Exercise brief:
Find every line in the records below that holds the word "OpenJDK", and copy each one.
== Provided data ==
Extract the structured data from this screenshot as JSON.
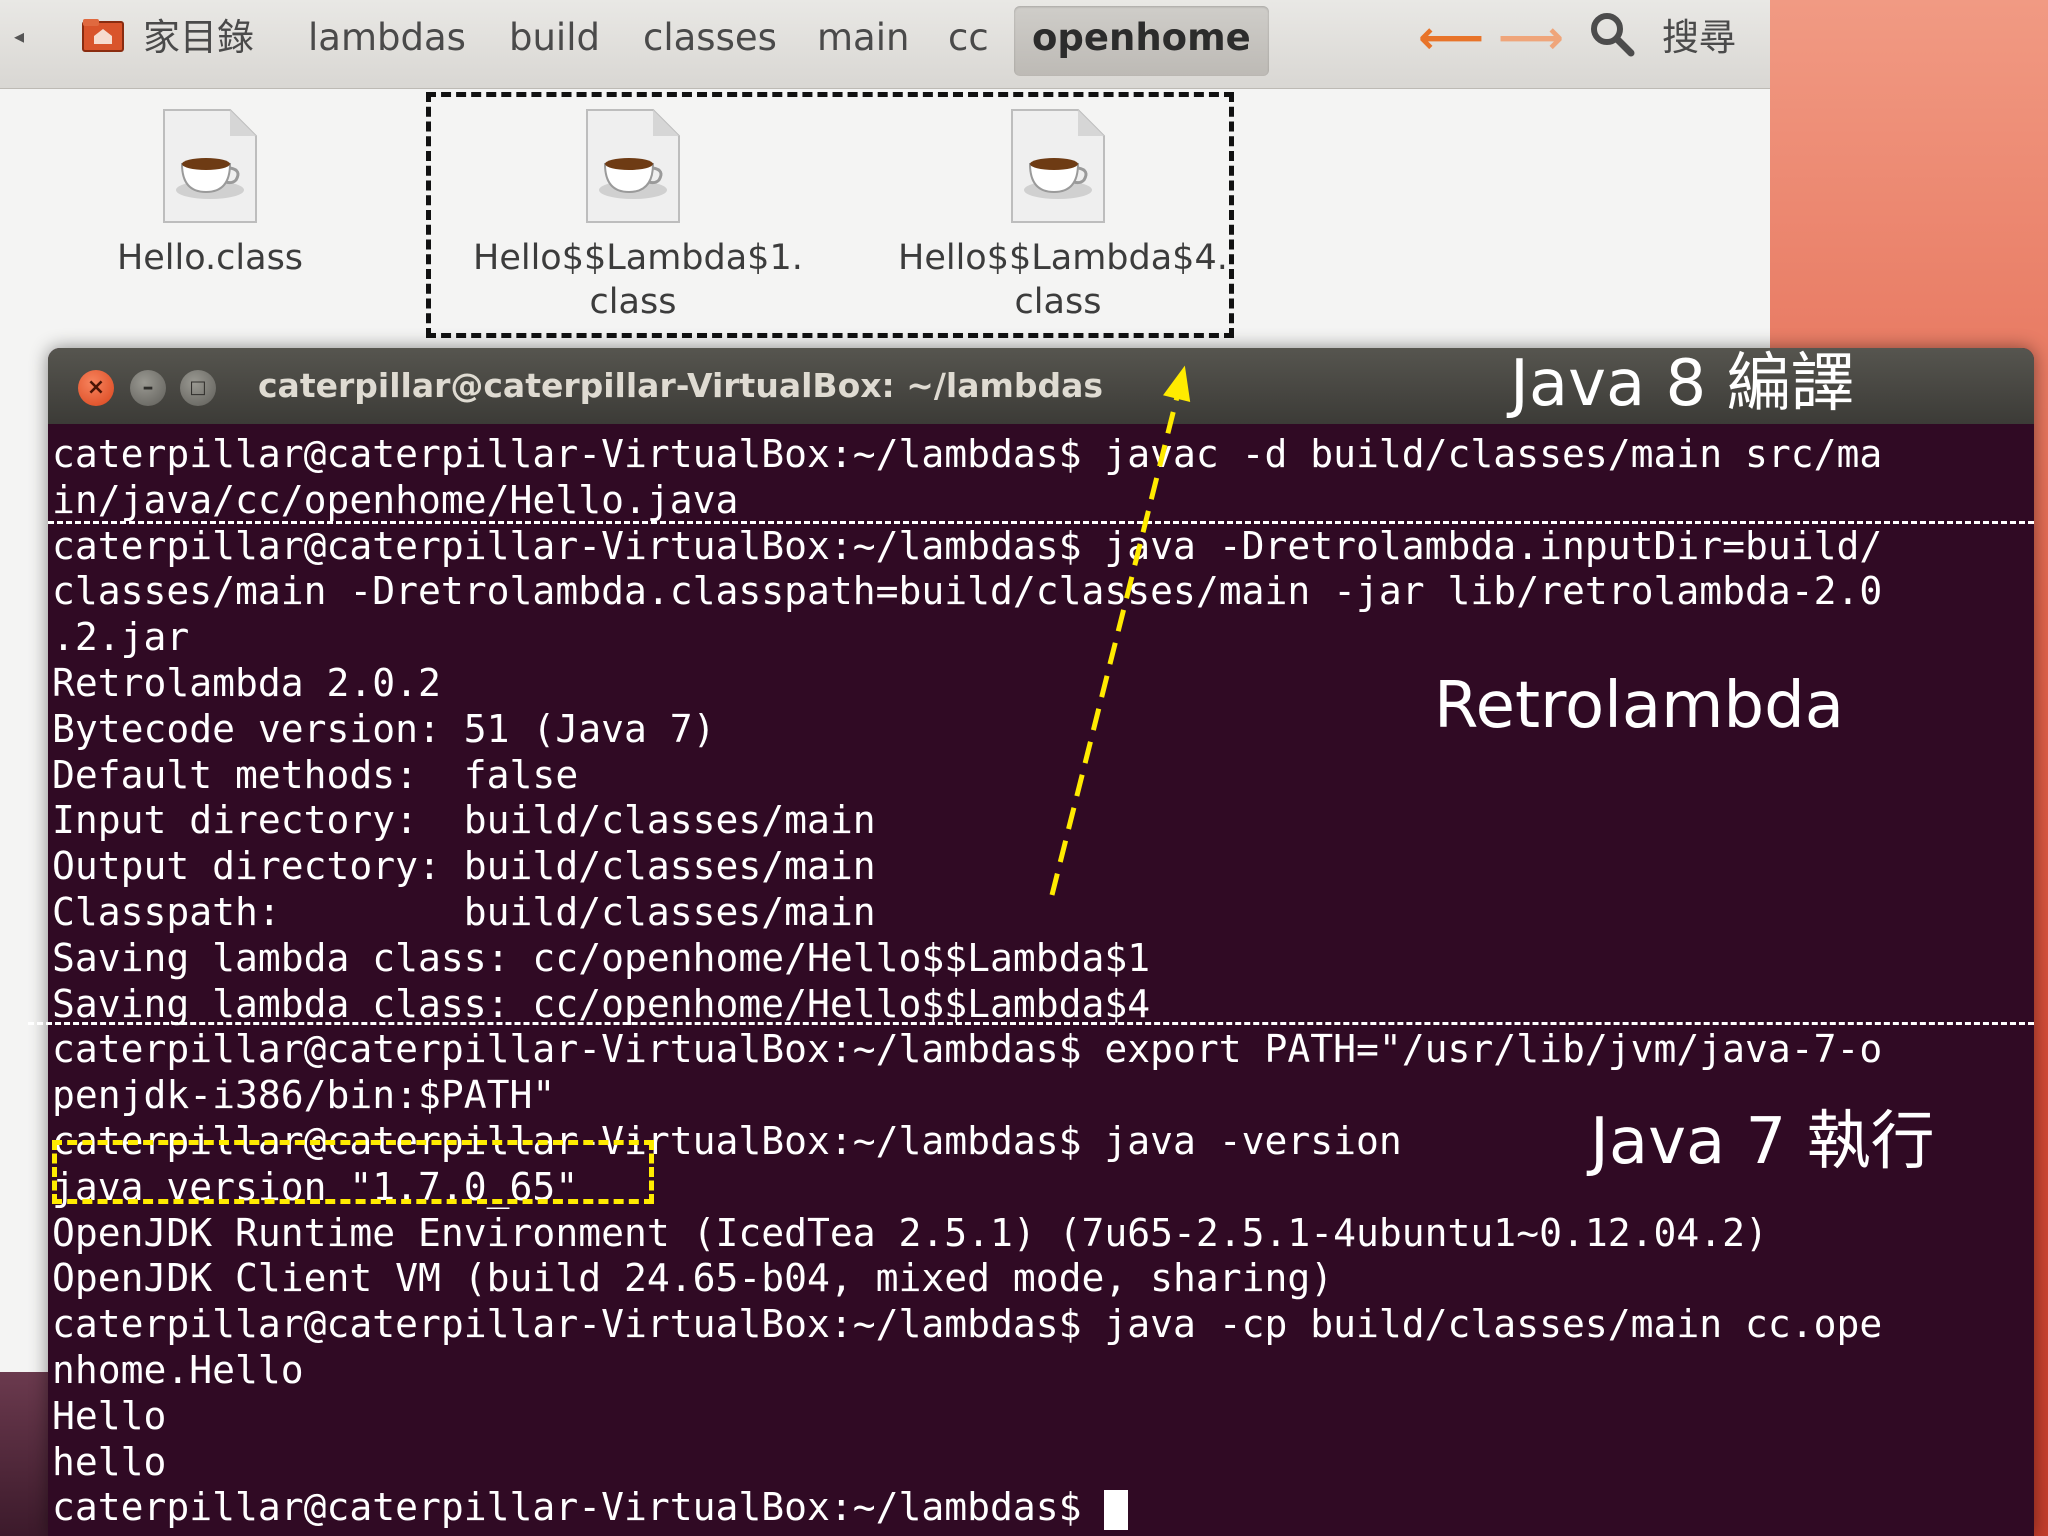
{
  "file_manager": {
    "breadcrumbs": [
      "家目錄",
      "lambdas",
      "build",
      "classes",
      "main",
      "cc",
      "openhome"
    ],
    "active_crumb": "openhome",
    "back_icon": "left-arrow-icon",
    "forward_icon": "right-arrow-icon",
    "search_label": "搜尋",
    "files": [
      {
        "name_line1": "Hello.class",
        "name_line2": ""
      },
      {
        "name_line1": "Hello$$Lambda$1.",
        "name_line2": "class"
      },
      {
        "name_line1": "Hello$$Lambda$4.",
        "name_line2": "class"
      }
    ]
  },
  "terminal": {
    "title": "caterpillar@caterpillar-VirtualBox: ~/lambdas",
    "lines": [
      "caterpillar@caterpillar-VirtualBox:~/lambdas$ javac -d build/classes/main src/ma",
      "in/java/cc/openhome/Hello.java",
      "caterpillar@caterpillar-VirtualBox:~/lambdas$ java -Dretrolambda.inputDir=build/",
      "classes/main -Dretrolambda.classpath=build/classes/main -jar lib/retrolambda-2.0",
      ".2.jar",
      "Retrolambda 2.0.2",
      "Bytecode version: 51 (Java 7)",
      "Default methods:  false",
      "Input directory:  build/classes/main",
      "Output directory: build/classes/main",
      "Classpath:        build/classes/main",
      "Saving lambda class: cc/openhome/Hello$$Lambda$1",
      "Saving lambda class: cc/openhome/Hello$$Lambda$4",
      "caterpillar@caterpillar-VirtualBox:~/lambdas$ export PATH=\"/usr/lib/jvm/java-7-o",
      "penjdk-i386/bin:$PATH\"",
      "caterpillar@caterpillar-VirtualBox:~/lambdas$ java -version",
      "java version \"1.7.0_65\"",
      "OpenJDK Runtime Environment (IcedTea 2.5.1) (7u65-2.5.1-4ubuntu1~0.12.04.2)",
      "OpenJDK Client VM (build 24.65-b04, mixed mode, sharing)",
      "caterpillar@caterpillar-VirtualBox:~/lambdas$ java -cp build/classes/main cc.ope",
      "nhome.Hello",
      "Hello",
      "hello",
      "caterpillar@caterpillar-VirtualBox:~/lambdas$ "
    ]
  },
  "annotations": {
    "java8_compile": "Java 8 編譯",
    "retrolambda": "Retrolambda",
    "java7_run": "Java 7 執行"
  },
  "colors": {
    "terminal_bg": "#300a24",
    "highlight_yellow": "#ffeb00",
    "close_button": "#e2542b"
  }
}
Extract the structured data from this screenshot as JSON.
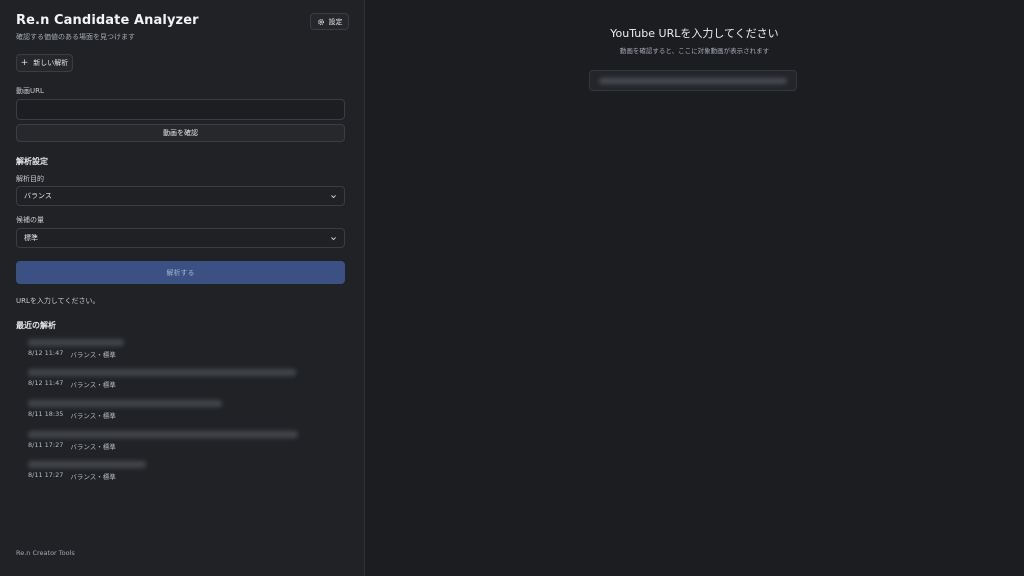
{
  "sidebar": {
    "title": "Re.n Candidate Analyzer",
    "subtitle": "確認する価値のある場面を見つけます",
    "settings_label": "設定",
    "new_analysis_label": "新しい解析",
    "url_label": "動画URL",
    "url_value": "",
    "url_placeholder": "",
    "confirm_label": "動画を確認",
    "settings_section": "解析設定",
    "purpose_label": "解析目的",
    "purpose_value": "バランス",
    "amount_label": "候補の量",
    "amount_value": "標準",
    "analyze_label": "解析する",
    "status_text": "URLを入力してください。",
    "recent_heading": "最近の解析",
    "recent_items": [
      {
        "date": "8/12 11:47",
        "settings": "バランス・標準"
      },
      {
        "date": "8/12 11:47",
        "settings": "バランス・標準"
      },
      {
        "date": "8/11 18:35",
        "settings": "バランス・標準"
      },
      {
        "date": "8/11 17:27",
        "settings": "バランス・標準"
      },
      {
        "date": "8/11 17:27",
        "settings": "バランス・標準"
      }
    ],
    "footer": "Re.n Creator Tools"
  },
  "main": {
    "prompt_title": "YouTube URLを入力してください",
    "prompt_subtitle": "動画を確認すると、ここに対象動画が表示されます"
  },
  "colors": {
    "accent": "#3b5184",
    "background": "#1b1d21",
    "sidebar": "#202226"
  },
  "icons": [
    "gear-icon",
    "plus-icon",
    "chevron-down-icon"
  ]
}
===
Answer for the task:
      "OpenJDK Runtime Environment (IcedTea 2.5.1) (7u65-2.5.1-4ubuntu1~0.12.04.2)",
      "OpenJDK Client VM (build 24.65-b04, mixed mode, sharing)",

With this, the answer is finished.